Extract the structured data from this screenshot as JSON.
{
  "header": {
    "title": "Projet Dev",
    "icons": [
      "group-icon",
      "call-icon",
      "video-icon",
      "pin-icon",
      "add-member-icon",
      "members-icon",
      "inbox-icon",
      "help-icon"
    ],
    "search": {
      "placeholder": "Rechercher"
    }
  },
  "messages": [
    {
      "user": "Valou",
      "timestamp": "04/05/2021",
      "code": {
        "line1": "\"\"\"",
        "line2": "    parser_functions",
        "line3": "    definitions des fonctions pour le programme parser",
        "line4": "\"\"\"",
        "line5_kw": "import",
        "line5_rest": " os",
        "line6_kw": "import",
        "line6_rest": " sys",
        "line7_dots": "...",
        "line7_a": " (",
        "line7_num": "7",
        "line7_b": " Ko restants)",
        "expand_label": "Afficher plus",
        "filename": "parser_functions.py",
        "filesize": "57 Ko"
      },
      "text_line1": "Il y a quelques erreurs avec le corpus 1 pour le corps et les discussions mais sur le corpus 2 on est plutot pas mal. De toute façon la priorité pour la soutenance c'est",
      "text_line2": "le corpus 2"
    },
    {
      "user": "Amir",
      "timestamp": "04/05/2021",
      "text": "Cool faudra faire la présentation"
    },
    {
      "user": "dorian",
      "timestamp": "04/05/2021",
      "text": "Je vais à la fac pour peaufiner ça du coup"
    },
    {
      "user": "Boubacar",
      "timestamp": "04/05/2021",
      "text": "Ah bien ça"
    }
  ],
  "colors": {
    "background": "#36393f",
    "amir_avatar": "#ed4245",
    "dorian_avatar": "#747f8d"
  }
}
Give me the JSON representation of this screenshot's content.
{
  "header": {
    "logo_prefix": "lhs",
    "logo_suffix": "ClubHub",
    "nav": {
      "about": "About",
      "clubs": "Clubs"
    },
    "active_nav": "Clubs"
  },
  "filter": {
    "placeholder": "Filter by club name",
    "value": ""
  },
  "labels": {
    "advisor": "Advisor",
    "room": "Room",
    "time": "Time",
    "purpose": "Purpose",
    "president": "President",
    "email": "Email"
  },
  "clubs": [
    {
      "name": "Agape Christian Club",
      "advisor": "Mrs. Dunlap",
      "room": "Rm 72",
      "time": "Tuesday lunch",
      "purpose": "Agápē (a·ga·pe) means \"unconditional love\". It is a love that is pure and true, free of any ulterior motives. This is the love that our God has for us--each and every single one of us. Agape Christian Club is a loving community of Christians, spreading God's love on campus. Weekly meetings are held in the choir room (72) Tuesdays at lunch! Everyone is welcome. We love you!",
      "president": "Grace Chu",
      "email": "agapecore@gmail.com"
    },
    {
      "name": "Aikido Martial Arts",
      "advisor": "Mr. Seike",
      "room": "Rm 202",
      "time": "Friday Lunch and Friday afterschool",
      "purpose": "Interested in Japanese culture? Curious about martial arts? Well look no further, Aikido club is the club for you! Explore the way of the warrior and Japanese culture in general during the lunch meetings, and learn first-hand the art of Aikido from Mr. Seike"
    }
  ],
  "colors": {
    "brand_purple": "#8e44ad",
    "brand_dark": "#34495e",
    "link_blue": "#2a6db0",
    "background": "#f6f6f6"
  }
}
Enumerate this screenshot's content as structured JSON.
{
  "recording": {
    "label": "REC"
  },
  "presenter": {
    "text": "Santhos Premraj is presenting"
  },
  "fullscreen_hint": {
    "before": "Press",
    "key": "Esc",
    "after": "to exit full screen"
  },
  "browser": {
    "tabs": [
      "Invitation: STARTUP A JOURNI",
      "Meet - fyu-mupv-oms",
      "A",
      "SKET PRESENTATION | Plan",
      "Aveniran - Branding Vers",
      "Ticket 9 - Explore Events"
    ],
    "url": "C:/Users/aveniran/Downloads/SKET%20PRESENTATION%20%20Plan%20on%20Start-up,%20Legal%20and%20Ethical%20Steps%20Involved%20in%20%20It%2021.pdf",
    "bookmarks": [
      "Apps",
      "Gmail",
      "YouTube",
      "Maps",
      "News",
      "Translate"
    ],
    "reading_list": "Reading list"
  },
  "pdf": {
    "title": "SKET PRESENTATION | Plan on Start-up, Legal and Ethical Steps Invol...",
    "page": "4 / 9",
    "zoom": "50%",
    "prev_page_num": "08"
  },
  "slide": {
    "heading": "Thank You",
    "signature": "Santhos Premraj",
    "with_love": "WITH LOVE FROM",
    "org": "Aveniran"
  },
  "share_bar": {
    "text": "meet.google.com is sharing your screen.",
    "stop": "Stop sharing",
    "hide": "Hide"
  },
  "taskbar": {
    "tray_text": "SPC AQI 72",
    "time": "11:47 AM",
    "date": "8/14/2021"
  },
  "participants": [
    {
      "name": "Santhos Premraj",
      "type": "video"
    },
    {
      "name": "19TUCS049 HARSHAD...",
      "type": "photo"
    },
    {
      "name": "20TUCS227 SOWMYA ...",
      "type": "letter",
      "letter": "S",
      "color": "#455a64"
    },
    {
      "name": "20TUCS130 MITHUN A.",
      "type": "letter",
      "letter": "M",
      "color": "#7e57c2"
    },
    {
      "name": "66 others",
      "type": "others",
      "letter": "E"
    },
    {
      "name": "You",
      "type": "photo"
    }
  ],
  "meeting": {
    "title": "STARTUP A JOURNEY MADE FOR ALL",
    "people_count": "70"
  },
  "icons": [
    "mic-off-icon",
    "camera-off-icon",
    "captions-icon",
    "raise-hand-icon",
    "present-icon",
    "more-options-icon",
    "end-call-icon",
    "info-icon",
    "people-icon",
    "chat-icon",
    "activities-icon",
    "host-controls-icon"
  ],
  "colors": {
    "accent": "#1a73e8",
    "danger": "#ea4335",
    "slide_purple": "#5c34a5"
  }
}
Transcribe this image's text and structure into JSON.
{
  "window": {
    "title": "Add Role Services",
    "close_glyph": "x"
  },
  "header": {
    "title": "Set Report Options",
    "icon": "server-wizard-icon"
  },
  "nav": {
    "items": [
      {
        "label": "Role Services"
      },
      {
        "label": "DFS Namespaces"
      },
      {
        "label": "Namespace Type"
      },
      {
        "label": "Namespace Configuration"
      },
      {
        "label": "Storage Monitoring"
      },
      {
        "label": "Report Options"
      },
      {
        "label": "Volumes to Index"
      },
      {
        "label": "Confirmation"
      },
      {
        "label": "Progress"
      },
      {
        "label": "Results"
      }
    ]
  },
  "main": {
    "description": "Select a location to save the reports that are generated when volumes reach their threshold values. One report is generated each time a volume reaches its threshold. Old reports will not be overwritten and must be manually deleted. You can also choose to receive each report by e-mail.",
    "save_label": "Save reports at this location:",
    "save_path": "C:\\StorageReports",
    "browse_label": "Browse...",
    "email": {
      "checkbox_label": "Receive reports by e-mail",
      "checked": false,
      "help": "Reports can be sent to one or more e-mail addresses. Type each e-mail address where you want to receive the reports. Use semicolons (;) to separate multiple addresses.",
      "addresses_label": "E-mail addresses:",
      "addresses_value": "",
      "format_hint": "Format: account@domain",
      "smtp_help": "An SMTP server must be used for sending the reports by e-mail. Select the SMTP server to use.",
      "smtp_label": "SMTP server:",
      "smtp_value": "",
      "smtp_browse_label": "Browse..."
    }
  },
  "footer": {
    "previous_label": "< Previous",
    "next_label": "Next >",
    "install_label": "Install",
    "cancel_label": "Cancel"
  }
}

++++++++++++++++++++

▶ _WRITTEN INSTRUCTION_
Return all of the data exactly as it reads.

▶ _RESPONSE TO THE TASK_
Extract the structured data from this screenshot as JSON.
{
  "header": {
    "title": "Projet Dev",
    "icons": [
      "group-icon",
      "call-icon",
      "video-icon",
      "pin-icon",
      "add-member-icon",
      "members-icon",
      "inbox-icon",
      "help-icon"
    ],
    "search": {
      "placeholder": "Rechercher"
    }
  },
  "messages": [
    {
      "user": "Valou",
      "timestamp": "04/05/2021",
      "code": {
        "line1": "\"\"\"",
        "line2": "    parser_functions",
        "line3": "    definitions des fonctions pour le programme parser",
        "line4": "\"\"\"",
        "line5_kw": "import",
        "line5_rest": " os",
        "line6_kw": "import",
        "line6_rest": " sys",
        "line7_dots": "...",
        "line7_a": " (",
        "line7_num": "7",
        "line7_b": " Ko restants)",
        "expand_label": "Afficher plus",
        "filename": "parser_functions.py",
        "filesize": "57 Ko"
      },
      "text_line1": "Il y a quelques erreurs avec le corpus 1 pour le corps et les discussions mais sur le corpus 2 on est plutot pas mal. De toute façon la priorité pour la soutenance c'est",
      "text_line2": "le corpus 2"
    },
    {
      "user": "Amir",
      "timestamp": "04/05/2021",
      "text": "Cool faudra faire la présentation"
    },
    {
      "user": "dorian",
      "timestamp": "04/05/2021",
      "text": "Je vais à la fac pour peaufiner ça du coup"
    },
    {
      "user": "Boubacar",
      "timestamp": "04/05/2021",
      "text": "Ah bien ça"
    }
  ],
  "colors": {
    "background": "#36393f",
    "amir_avatar": "#ed4245",
    "dorian_avatar": "#747f8d"
  }
}
Give me the JSON representation of this screenshot's content.
{
  "header": {
    "logo_prefix": "lhs",
    "logo_suffix": "ClubHub",
    "nav": {
      "about": "About",
      "clubs": "Clubs"
    },
    "active_nav": "Clubs"
  },
  "filter": {
    "placeholder": "Filter by club name",
    "value": ""
  },
  "labels": {
    "advisor": "Advisor",
    "room": "Room",
    "time": "Time",
    "purpose": "Purpose",
    "president": "President",
    "email": "Email"
  },
  "clubs": [
    {
      "name": "Agape Christian Club",
      "advisor": "Mrs. Dunlap",
      "room": "Rm 72",
      "time": "Tuesday lunch",
      "purpose": "Agápē (a·ga·pe) means \"unconditional love\". It is a love that is pure and true, free of any ulterior motives. This is the love that our God has for us--each and every single one of us. Agape Christian Club is a loving community of Christians, spreading God's love on campus. Weekly meetings are held in the choir room (72) Tuesdays at lunch! Everyone is welcome. We love you!",
      "president": "Grace Chu",
      "email": "agapecore@gmail.com"
    },
    {
      "name": "Aikido Martial Arts",
      "advisor": "Mr. Seike",
      "room": "Rm 202",
      "time": "Friday Lunch and Friday afterschool",
      "purpose": "Interested in Japanese culture? Curious about martial arts? Well look no further, Aikido club is the club for you! Explore the way of the warrior and Japanese culture in general during the lunch meetings, and learn first-hand the art of Aikido from Mr. Seike"
    }
  ],
  "colors": {
    "brand_purple": "#8e44ad",
    "brand_dark": "#34495e",
    "link_blue": "#2a6db0",
    "background": "#f6f6f6"
  }
}
Enumerate this screenshot's content as structured JSON.
{
  "recording": {
    "label": "REC"
  },
  "presenter": {
    "text": "Santhos Premraj is presenting"
  },
  "fullscreen_hint": {
    "before": "Press",
    "key": "Esc",
    "after": "to exit full screen"
  },
  "browser": {
    "tabs": [
      "Invitation: STARTUP A JOURNI",
      "Meet - fyu-mupv-oms",
      "A",
      "SKET PRESENTATION | Plan",
      "Aveniran - Branding Vers",
      "Ticket 9 - Explore Events"
    ],
    "url": "C:/Users/aveniran/Downloads/SKET%20PRESENTATION%20%20Plan%20on%20Start-up,%20Legal%20and%20Ethical%20Steps%20Involved%20in%20%20It%2021.pdf",
    "bookmarks": [
      "Apps",
      "Gmail",
      "YouTube",
      "Maps",
      "News",
      "Translate"
    ],
    "reading_list": "Reading list"
  },
  "pdf": {
    "title": "SKET PRESENTATION | Plan on Start-up, Legal and Ethical Steps Invol...",
    "page": "4 / 9",
    "zoom": "50%",
    "prev_page_num": "08"
  },
  "slide": {
    "heading": "Thank You",
    "signature": "Santhos Premraj",
    "with_love": "WITH LOVE FROM",
    "org": "Aveniran"
  },
  "share_bar": {
    "text": "meet.google.com is sharing your screen.",
    "stop": "Stop sharing",
    "hide": "Hide"
  },
  "taskbar": {
    "tray_text": "SPC AQI 72",
    "time": "11:47 AM",
    "date": "8/14/2021"
  },
  "participants": [
    {
      "name": "Santhos Premraj",
      "type": "video"
    },
    {
      "name": "19TUCS049 HARSHAD...",
      "type": "photo"
    },
    {
      "name": "20TUCS227 SOWMYA ...",
      "type": "letter",
      "letter": "S",
      "color": "#455a64"
    },
    {
      "name": "20TUCS130 MITHUN A.",
      "type": "letter",
      "letter": "M",
      "color": "#7e57c2"
    },
    {
      "name": "66 others",
      "type": "others",
      "letter": "E"
    },
    {
      "name": "You",
      "type": "photo"
    }
  ],
  "meeting": {
    "title": "STARTUP A JOURNEY MADE FOR ALL",
    "people_count": "70"
  },
  "icons": [
    "mic-off-icon",
    "camera-off-icon",
    "captions-icon",
    "raise-hand-icon",
    "present-icon",
    "more-options-icon",
    "end-call-icon",
    "info-icon",
    "people-icon",
    "chat-icon",
    "activities-icon",
    "host-controls-icon"
  ],
  "colors": {
    "accent": "#1a73e8",
    "danger": "#ea4335",
    "slide_purple": "#5c34a5"
  }
}
Transcribe this image's text and structure into JSON.
{
  "window": {
    "title": "Add Role Services",
    "close_glyph": "x"
  },
  "header": {
    "title": "Set Report Options",
    "icon": "server-wizard-icon"
  },
  "nav": {
    "items": [
      {
        "label": "Role Services"
      },
      {
        "label": "DFS Namespaces"
      },
      {
        "label": "Namespace Type"
      },
      {
        "label": "Namespace Configuration"
      },
      {
        "label": "Storage Monitoring"
      },
      {
        "label": "Report Options"
      },
      {
        "label": "Volumes to Index"
      },
      {
        "label": "Confirmation"
      },
      {
        "label": "Progress"
      },
      {
        "label": "Results"
      }
    ]
  },
  "main": {
    "description": "Select a location to save the reports that are generated when volumes reach their threshold values. One report is generated each time a volume reaches its threshold. Old reports will not be overwritten and must be manually deleted. You can also choose to receive each report by e-mail.",
    "save_label": "Save reports at this location:",
    "save_path": "C:\\StorageReports",
    "browse_label": "Browse...",
    "email": {
      "checkbox_label": "Receive reports by e-mail",
      "checked": false,
      "help": "Reports can be sent to one or more e-mail addresses. Type each e-mail address where you want to receive the reports. Use semicolons (;) to separate multiple addresses.",
      "addresses_label": "E-mail addresses:",
      "addresses_value": "",
      "format_hint": "Format: account@domain",
      "smtp_help": "An SMTP server must be used for sending the reports by e-mail. Select the SMTP server to use.",
      "smtp_label": "SMTP server:",
      "smtp_value": "",
      "smtp_browse_label": "Browse..."
    }
  },
  "footer": {
    "previous_label": "< Previous",
    "next_label": "Next >",
    "install_label": "Install",
    "cancel_label": "Cancel"
  }
}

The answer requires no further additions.